● TEKS YANG DIEKSTRAK:
- - - -
Problematika Kehidupan Rumah Tangga



Problematika Kehidupan Rumah Tangga

Banyak remaja beranggapan menikah itu gampang dan enak. Mereka mengira kehidupan rumah tangga nyaris tanpa problem yang harus diselesaikan. Barangkali ini disebabkan karena mereka menyangka kehidupan rumah tangga hanyalah sarana untuk memenuhi hasrat belaka. Selainnya tidak ada.
Nah, inilah yang mesti diluruskan. Nikah itu nikmat, tetapi juga memiliki seni di dalamnya. Seni kehidupan yang acapkali dibungkus oleh Allah dalam bentuk problematika di dalamnya. Menikah bukan hanya menyatukan dua hati, seorang suami dan istri. Tetapi lebih dari itu, menyatukan dua keluarga, dua kebiasaan yang berbeda dan lingkungan yang berbeda.
- - - -
● ENTRI YANG DIBERIKAN:

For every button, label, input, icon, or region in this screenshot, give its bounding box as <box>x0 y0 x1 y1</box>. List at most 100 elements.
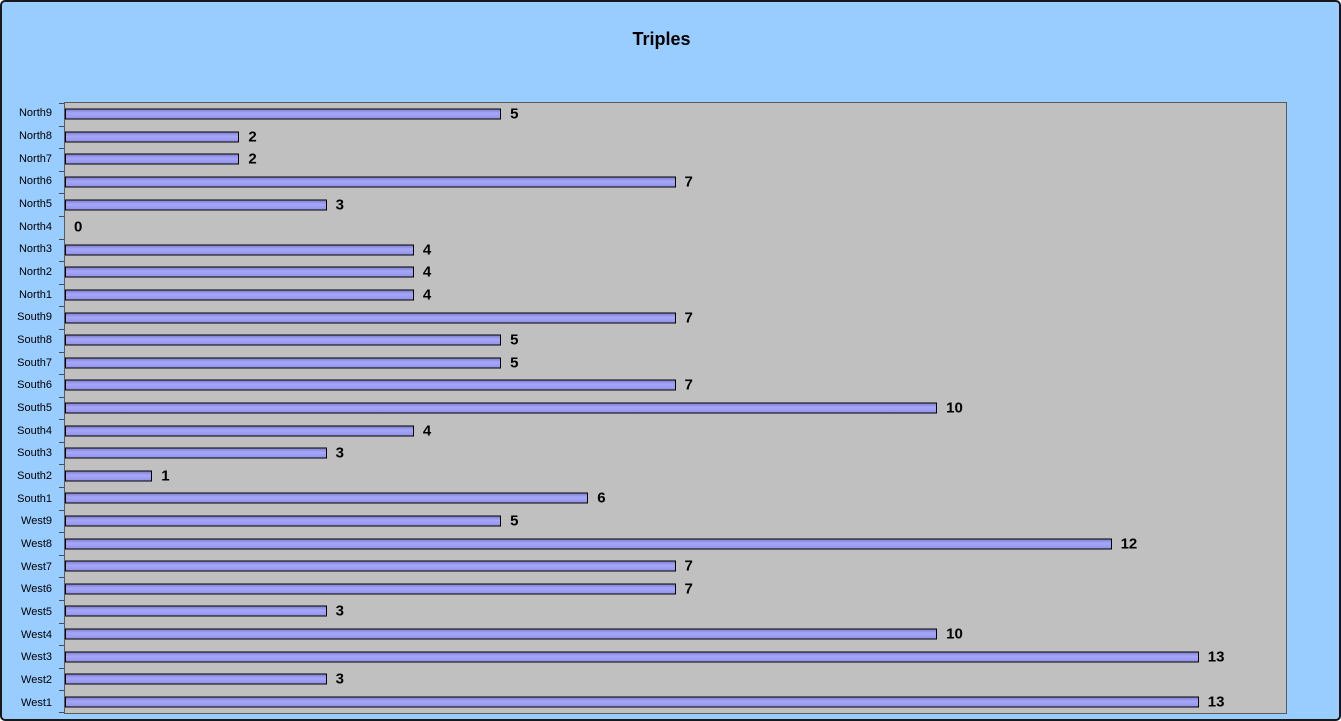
category-label: South9 <box>17 311 52 324</box>
bar-row: 5 <box>65 329 1286 352</box>
bar-row: 5 <box>65 352 1286 375</box>
value-label: 3 <box>335 602 344 620</box>
category-label: North1 <box>18 288 52 301</box>
bar <box>65 357 502 369</box>
bar-row: 7 <box>65 306 1286 329</box>
axis-tick <box>59 600 64 602</box>
axis-tick <box>59 645 64 647</box>
axis-tick <box>59 577 64 579</box>
bar-row: 4 <box>65 284 1286 307</box>
category-label: South3 <box>17 447 52 460</box>
bar-row: 7 <box>65 555 1286 578</box>
category-label: West2 <box>21 673 52 686</box>
value-label: 10 <box>946 399 963 417</box>
value-label: 7 <box>684 376 693 394</box>
bar-row: 12 <box>65 532 1286 555</box>
bar <box>65 538 1112 550</box>
bar <box>65 583 676 595</box>
bar <box>65 312 676 324</box>
axis-tick <box>59 690 64 692</box>
category-label: West4 <box>21 628 52 641</box>
value-label: 12 <box>1120 535 1138 553</box>
bar <box>65 153 240 165</box>
category-label: West3 <box>21 651 52 664</box>
bar-row: 3 <box>65 600 1286 623</box>
category-label: North5 <box>18 197 52 210</box>
bar <box>65 515 502 527</box>
axis-tick <box>59 193 64 195</box>
axis-tick <box>59 283 64 285</box>
bar <box>65 696 1199 708</box>
value-label: 5 <box>510 354 519 372</box>
axis-tick <box>59 351 64 353</box>
bar-row: 4 <box>65 239 1286 262</box>
value-label: 7 <box>684 580 693 598</box>
value-label: 6 <box>597 489 606 507</box>
value-label: 2 <box>248 128 257 146</box>
category-label: West5 <box>21 605 52 618</box>
value-label: 1 <box>161 467 170 485</box>
category-label: North4 <box>18 220 52 233</box>
bar <box>65 108 502 120</box>
bar <box>65 176 676 188</box>
bar-row: 7 <box>65 374 1286 397</box>
value-label: 3 <box>335 670 344 688</box>
category-label: South4 <box>17 424 52 437</box>
axis-tick <box>59 441 64 443</box>
value-label: 13 <box>1207 648 1225 665</box>
value-label: 7 <box>684 173 693 191</box>
category-label: South2 <box>17 469 52 482</box>
bar <box>65 402 938 414</box>
value-label: 10 <box>946 625 963 643</box>
axis-tick <box>59 103 64 104</box>
bar <box>65 492 589 504</box>
bar <box>65 651 1199 662</box>
value-label: 3 <box>335 444 344 462</box>
category-label: West9 <box>21 515 52 528</box>
value-label: 4 <box>422 241 432 259</box>
category-label: South5 <box>17 401 52 414</box>
value-label: 7 <box>684 557 693 575</box>
axis-tick <box>59 328 64 330</box>
bar-row: 4 <box>65 419 1286 442</box>
axis-tick <box>59 509 64 511</box>
bar <box>65 628 938 640</box>
value-label: 7 <box>684 309 693 327</box>
bar-row: 13 <box>65 690 1286 713</box>
bar-row: 1 <box>65 464 1286 487</box>
value-label: 13 <box>1207 693 1225 711</box>
bar-row: 4 <box>65 261 1286 284</box>
bar <box>65 673 327 685</box>
bar-row: 2 <box>65 126 1286 149</box>
bar-row: 7 <box>65 577 1286 600</box>
axis-tick <box>59 374 64 376</box>
bar <box>65 244 414 256</box>
bar-row: 3 <box>65 442 1286 465</box>
value-label: 4 <box>422 286 432 304</box>
category-label: North2 <box>18 265 52 278</box>
category-label: North3 <box>18 243 52 256</box>
category-label: West7 <box>21 560 52 573</box>
category-label: West8 <box>21 537 52 550</box>
axis-tick <box>59 712 64 713</box>
bar-row: 13 <box>65 645 1286 668</box>
bar <box>65 379 676 391</box>
bar-row: 10 <box>65 397 1286 420</box>
category-label: West6 <box>21 583 52 596</box>
axis-tick <box>59 306 64 308</box>
chart-title: Triples <box>632 29 691 49</box>
bar <box>65 447 327 459</box>
value-label: 5 <box>510 105 519 123</box>
axis-tick <box>59 396 64 398</box>
axis-tick <box>59 148 64 150</box>
bar-row: 0 <box>65 216 1286 239</box>
axis-tick <box>59 125 64 127</box>
bar-row: 2 <box>65 148 1286 171</box>
axis-tick <box>59 419 64 421</box>
bar-row: 7 <box>65 171 1286 194</box>
value-label: 2 <box>248 150 257 168</box>
bar <box>65 289 414 301</box>
value-label: 4 <box>422 263 432 281</box>
axis-tick <box>59 532 64 534</box>
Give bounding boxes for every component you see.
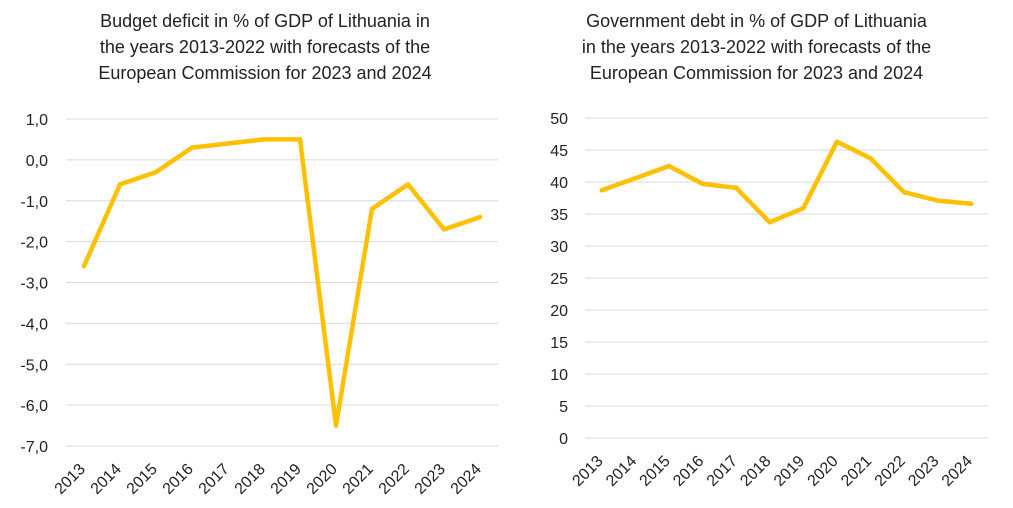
data-point — [369, 206, 375, 212]
data-point — [297, 137, 303, 142]
y-tick-label: 1,0 — [26, 112, 48, 129]
x-tick-label: 2024 — [939, 453, 976, 490]
y-tick-label: 20 — [550, 303, 568, 320]
y-tick-label: 5 — [559, 399, 568, 416]
series-line — [81, 137, 483, 428]
x-tick-label: 2013 — [569, 453, 606, 490]
x-tick-label: 2014 — [603, 453, 640, 490]
chart-title-budget-deficit: Budget deficit in % of GDP of Lithuania … — [0, 8, 530, 86]
title-line: European Commission for 2023 and 2024 — [589, 63, 924, 83]
data-point — [441, 227, 447, 232]
x-tick-label: 2019 — [771, 453, 808, 490]
data-point — [633, 175, 638, 181]
y-tick-label: -3,0 — [20, 276, 48, 293]
y-tick-label: 50 — [550, 111, 568, 128]
x-tick-label: 2016 — [670, 453, 707, 490]
data-point — [81, 263, 87, 269]
y-tick-label: 15 — [550, 335, 568, 352]
data-point — [599, 188, 604, 193]
data-point — [733, 185, 739, 190]
data-point — [935, 198, 940, 203]
y-tick-label: -5,0 — [20, 357, 48, 374]
y-tick-label: 10 — [550, 367, 568, 384]
x-tick-label: 2023 — [905, 453, 942, 490]
data-point — [868, 156, 873, 161]
x-tick-label: 2021 — [838, 453, 875, 490]
data-point — [477, 214, 483, 220]
title-line: Government debt in % of GDP of Lithuania — [586, 11, 927, 31]
data-point — [666, 163, 672, 169]
x-tick-label: 2018 — [737, 453, 774, 490]
chart-title-government-debt: Government debt in % of GDP of Lithuania… — [500, 8, 1013, 86]
title-line: in the years 2013-2022 with forecasts of… — [581, 37, 932, 57]
title-line: the years 2013-2022 with forecasts of th… — [99, 37, 431, 57]
y-tick-label: -6,0 — [20, 398, 48, 415]
y-tick-label: 35 — [550, 207, 568, 224]
data-point — [405, 182, 411, 187]
x-tick-label: 2020 — [805, 453, 842, 490]
y-tick-label: -2,0 — [20, 235, 48, 252]
data-point — [767, 220, 772, 225]
data-point — [261, 137, 267, 142]
data-point — [117, 182, 123, 187]
series-line — [599, 139, 974, 225]
title-line: European Commission for 2023 and 2024 — [98, 63, 432, 83]
y-tick-label: 25 — [550, 271, 568, 288]
data-point — [153, 169, 159, 175]
x-tick-label: 2017 — [704, 453, 741, 490]
data-point — [189, 145, 195, 150]
y-tick-label: 0,0 — [26, 153, 48, 170]
y-tick-label: 40 — [550, 175, 568, 192]
data-point — [225, 141, 231, 146]
y-tick-label: 45 — [550, 143, 568, 160]
data-point — [801, 206, 806, 211]
y-tick-label: 0 — [559, 431, 568, 448]
x-tick-label: 2022 — [872, 453, 909, 490]
data-point — [333, 423, 339, 428]
data-point — [834, 139, 840, 144]
data-point — [969, 201, 974, 206]
y-tick-label: -4,0 — [20, 316, 48, 333]
y-tick-label: -1,0 — [20, 194, 48, 211]
y-tick-label: -7,0 — [20, 439, 48, 456]
y-tick-label: 30 — [550, 239, 568, 256]
title-line: Budget deficit in % of GDP of Lithuania … — [100, 11, 430, 31]
data-point — [901, 190, 907, 195]
x-tick-label: 2015 — [637, 453, 674, 490]
data-point — [700, 181, 705, 187]
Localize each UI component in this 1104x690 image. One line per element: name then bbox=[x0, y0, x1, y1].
- - - -
● TUGAS YANG DIBERIKAN: Tolong berikan lanjutan teks tentang problematika kehidupan rumah tangga, dimulai setelah kalimat terakhirnya.

● JAWABAN TUGAS:
Di awal pernikahan kehidupan terasa indah. Namun, beberapa saat kemudian mulai muncul beberapa masalah. Tentu masalah itu bukanlah pokok permasalahannya. Pokok masalahnya adalah bisa ndak sepasang suami istri itu menyelesaikan masalah tersebut? Bagaimana cara mensikapinya sehingga solusi yang diperoleh adalah win win solusion, bukan benar dan salah.
Perbedaan itu sangat wajar, karena memang kodrat manusia tercipta dengan berbagai perbedaan. Tidak ada yang sama di dunia. Bahkan mereka yang terlahir kembar identikpun memiliki perbedaan. Di sinilah letak persoalan sesungguhnya yang harus bisa diselesaikan dengan arif dan bijak. Jangan lantas memperbesar “ego diri” sehingga semua hanya diukur dari kebenaran diri sendiri, sementara kebenaran yang lain tidak dipertimbangkan.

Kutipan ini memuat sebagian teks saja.